→ Task to complete:
Output all lines exactly.

→ Data to process:

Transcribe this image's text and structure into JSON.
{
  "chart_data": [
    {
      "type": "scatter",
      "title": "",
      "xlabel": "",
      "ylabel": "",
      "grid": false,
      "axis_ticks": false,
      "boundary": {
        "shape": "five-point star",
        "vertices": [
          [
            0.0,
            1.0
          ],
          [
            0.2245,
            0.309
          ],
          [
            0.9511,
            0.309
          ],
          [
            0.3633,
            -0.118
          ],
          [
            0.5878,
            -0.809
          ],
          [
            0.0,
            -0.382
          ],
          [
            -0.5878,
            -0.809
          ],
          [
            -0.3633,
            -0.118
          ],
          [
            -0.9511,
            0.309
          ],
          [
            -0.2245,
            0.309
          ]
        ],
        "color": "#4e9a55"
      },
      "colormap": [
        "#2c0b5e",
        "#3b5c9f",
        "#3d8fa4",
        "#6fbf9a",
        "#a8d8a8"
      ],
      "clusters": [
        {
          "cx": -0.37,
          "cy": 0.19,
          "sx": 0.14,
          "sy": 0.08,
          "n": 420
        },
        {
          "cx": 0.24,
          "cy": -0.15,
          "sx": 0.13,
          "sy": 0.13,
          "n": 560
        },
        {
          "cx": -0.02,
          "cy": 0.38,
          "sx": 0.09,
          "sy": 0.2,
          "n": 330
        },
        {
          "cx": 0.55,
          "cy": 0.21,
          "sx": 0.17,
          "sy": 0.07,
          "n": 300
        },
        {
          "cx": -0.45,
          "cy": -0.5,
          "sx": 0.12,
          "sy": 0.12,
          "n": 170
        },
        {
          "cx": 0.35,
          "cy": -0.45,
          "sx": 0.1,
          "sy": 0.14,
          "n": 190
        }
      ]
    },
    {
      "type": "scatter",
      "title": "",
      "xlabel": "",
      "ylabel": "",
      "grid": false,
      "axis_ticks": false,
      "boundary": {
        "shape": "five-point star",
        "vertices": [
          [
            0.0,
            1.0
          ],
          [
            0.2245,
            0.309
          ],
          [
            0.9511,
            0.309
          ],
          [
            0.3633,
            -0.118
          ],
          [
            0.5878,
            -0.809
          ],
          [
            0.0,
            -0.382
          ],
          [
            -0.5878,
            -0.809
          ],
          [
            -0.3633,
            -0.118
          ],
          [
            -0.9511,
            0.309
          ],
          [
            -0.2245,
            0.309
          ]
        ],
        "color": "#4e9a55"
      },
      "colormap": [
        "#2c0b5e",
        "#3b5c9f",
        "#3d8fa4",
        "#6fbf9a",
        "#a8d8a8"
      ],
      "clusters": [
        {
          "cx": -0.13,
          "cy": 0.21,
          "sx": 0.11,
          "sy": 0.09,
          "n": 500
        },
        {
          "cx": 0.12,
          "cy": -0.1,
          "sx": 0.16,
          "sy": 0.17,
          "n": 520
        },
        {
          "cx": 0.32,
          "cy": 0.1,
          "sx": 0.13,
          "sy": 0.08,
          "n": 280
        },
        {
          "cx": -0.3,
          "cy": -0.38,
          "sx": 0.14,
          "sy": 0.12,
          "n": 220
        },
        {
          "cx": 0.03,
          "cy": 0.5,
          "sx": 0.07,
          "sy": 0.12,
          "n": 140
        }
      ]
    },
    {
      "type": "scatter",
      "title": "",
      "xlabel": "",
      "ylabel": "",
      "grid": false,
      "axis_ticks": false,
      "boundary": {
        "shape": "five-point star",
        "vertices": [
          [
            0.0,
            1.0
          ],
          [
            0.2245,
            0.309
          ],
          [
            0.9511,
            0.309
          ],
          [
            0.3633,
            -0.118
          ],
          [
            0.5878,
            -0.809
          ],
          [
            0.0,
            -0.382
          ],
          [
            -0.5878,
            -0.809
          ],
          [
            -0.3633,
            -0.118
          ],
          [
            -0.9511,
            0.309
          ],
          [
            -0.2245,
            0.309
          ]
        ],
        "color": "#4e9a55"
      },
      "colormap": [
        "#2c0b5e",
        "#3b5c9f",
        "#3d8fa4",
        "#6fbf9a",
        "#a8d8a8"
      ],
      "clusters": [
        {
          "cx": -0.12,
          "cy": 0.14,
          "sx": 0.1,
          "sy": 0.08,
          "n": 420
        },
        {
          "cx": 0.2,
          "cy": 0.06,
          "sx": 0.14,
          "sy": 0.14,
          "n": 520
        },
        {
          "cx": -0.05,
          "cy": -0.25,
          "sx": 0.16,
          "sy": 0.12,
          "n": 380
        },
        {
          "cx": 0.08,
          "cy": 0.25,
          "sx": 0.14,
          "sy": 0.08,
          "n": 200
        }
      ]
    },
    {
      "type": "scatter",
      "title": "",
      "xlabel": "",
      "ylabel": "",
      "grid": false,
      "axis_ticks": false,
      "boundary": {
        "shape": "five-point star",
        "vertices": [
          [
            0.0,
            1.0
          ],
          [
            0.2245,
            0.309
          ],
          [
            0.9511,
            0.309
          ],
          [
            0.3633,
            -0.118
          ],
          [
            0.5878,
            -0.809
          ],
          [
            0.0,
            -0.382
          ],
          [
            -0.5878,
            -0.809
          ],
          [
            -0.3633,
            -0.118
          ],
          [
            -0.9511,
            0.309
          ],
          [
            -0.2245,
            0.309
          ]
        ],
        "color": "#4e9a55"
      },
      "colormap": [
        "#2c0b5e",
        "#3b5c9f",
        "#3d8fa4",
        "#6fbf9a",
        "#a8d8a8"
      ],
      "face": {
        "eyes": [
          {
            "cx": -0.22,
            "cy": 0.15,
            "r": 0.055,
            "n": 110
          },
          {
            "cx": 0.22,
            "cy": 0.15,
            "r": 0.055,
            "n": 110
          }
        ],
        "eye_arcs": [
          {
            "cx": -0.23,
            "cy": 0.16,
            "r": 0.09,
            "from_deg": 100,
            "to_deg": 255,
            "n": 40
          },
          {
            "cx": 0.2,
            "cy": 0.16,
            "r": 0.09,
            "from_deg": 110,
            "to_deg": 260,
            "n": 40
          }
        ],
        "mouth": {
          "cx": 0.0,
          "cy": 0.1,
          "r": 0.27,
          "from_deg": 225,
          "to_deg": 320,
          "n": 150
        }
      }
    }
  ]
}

→ Exercise output:
Transcribe this image's text and structure into JSON.
{
  "chart_data": [
    {
      "type": "scatter",
      "title": "",
      "xlabel": "",
      "ylabel": "",
      "grid": false,
      "axis_ticks": false,
      "boundary": {
        "shape": "five-point star",
        "vertices": [
          [
            0.0,
            1.0
          ],
          [
            0.2245,
            0.309
          ],
          [
            0.9511,
            0.309
          ],
          [
            0.3633,
            -0.118
          ],
          [
            0.5878,
            -0.809
          ],
          [
            0.0,
            -0.382
          ],
          [
            -0.5878,
            -0.809
          ],
          [
            -0.3633,
            -0.118
          ],
          [
            -0.9511,
            0.309
          ],
          [
            -0.2245,
            0.309
          ]
        ],
        "color": "#4e9a55"
      },
      "colormap": [
        "#2c0b5e",
        "#3b5c9f",
        "#3d8fa4",
        "#6fbf9a",
        "#a8d8a8"
      ],
      "clusters": [
        {
          "cx": -0.37,
          "cy": 0.19,
          "sx": 0.14,
          "sy": 0.08,
          "n": 420
        },
        {
          "cx": 0.24,
          "cy": -0.15,
          "sx": 0.13,
          "sy": 0.13,
          "n": 560
        },
        {
          "cx": -0.02,
          "cy": 0.38,
          "sx": 0.09,
          "sy": 0.2,
          "n": 330
        },
        {
          "cx": 0.55,
          "cy": 0.21,
          "sx": 0.17,
          "sy": 0.07,
          "n": 300
        },
        {
          "cx": -0.45,
          "cy": -0.5,
          "sx": 0.12,
          "sy": 0.12,
          "n": 170
        },
        {
          "cx": 0.35,
          "cy": -0.45,
          "sx": 0.1,
          "sy": 0.14,
          "n": 190
        }
      ]
    },
    {
      "type": "scatter",
      "title": "",
      "xlabel": "",
      "ylabel": "",
      "grid": false,
      "axis_ticks": false,
      "boundary": {
        "shape": "five-point star",
        "vertices": [
          [
            0.0,
            1.0
          ],
          [
            0.2245,
            0.309
          ],
          [
            0.9511,
            0.309
          ],
          [
            0.3633,
            -0.118
          ],
          [
            0.5878,
            -0.809
          ],
          [
            0.0,
            -0.382
          ],
          [
            -0.5878,
            -0.809
          ],
          [
            -0.3633,
            -0.118
          ],
          [
            -0.9511,
            0.309
          ],
          [
            -0.2245,
            0.309
          ]
        ],
        "color": "#4e9a55"
      },
      "colormap": [
        "#2c0b5e",
        "#3b5c9f",
        "#3d8fa4",
        "#6fbf9a",
        "#a8d8a8"
      ],
      "clusters": [
        {
          "cx": -0.13,
          "cy": 0.21,
          "sx": 0.11,
          "sy": 0.09,
          "n": 500
        },
        {
          "cx": 0.12,
          "cy": -0.1,
          "sx": 0.16,
          "sy": 0.17,
          "n": 520
        },
        {
          "cx": 0.32,
          "cy": 0.1,
          "sx": 0.13,
          "sy": 0.08,
          "n": 280
        },
        {
          "cx": -0.3,
          "cy": -0.38,
          "sx": 0.14,
          "sy": 0.12,
          "n": 220
        },
        {
          "cx": 0.03,
          "cy": 0.5,
          "sx": 0.07,
          "sy": 0.12,
          "n": 140
        }
      ]
    },
    {
      "type": "scatter",
      "title": "",
      "xlabel": "",
      "ylabel": "",
      "grid": false,
      "axis_ticks": false,
      "boundary": {
        "shape": "five-point star",
        "vertices": [
          [
            0.0,
            1.0
          ],
          [
            0.2245,
            0.309
          ],
          [
            0.9511,
            0.309
          ],
          [
            0.3633,
            -0.118
          ],
          [
            0.5878,
            -0.809
          ],
          [
            0.0,
            -0.382
          ],
          [
            -0.5878,
            -0.809
          ],
          [
            -0.3633,
            -0.118
          ],
          [
            -0.9511,
            0.309
          ],
          [
            -0.2245,
            0.309
          ]
        ],
        "color": "#4e9a55"
      },
      "colormap": [
        "#2c0b5e",
        "#3b5c9f",
        "#3d8fa4",
        "#6fbf9a",
        "#a8d8a8"
      ],
      "clusters": [
        {
          "cx": -0.12,
          "cy": 0.14,
          "sx": 0.1,
          "sy": 0.08,
          "n": 420
        },
        {
          "cx": 0.2,
          "cy": 0.06,
          "sx": 0.14,
          "sy": 0.14,
          "n": 520
        },
        {
          "cx": -0.05,
          "cy": -0.25,
          "sx": 0.16,
          "sy": 0.12,
          "n": 380
        },
        {
          "cx": 0.08,
          "cy": 0.25,
          "sx": 0.14,
          "sy": 0.08,
          "n": 200
        }
      ]
    },
    {
      "type": "scatter",
      "title": "",
      "xlabel": "",
      "ylabel": "",
      "grid": false,
      "axis_ticks": false,
      "boundary": {
        "shape": "five-point star",
        "vertices": [
          [
            0.0,
            1.0
          ],
          [
            0.2245,
            0.309
          ],
          [
            0.9511,
            0.309
          ],
          [
            0.3633,
            -0.118
          ],
          [
            0.5878,
            -0.809
          ],
          [
            0.0,
            -0.382
          ],
          [
            -0.5878,
            -0.809
          ],
          [
            -0.3633,
            -0.118
          ],
          [
            -0.9511,
            0.309
          ],
          [
            -0.2245,
            0.309
          ]
        ],
        "color": "#4e9a55"
      },
      "colormap": [
        "#2c0b5e",
        "#3b5c9f",
        "#3d8fa4",
        "#6fbf9a",
        "#a8d8a8"
      ],
      "face": {
        "eyes": [
          {
            "cx": -0.22,
            "cy": 0.15,
            "r": 0.055,
            "n": 110
          },
          {
            "cx": 0.22,
            "cy": 0.15,
            "r": 0.055,
            "n": 110
          }
        ],
        "eye_arcs": [
          {
            "cx": -0.23,
            "cy": 0.16,
            "r": 0.09,
            "from_deg": 100,
            "to_deg": 255,
            "n": 40
          },
          {
            "cx": 0.2,
            "cy": 0.16,
            "r": 0.09,
            "from_deg": 110,
            "to_deg": 260,
            "n": 40
          }
        ],
        "mouth": {
          "cx": 0.0,
          "cy": 0.1,
          "r": 0.27,
          "from_deg": 225,
          "to_deg": 320,
          "n": 150
        }
      }
    }
  ]
}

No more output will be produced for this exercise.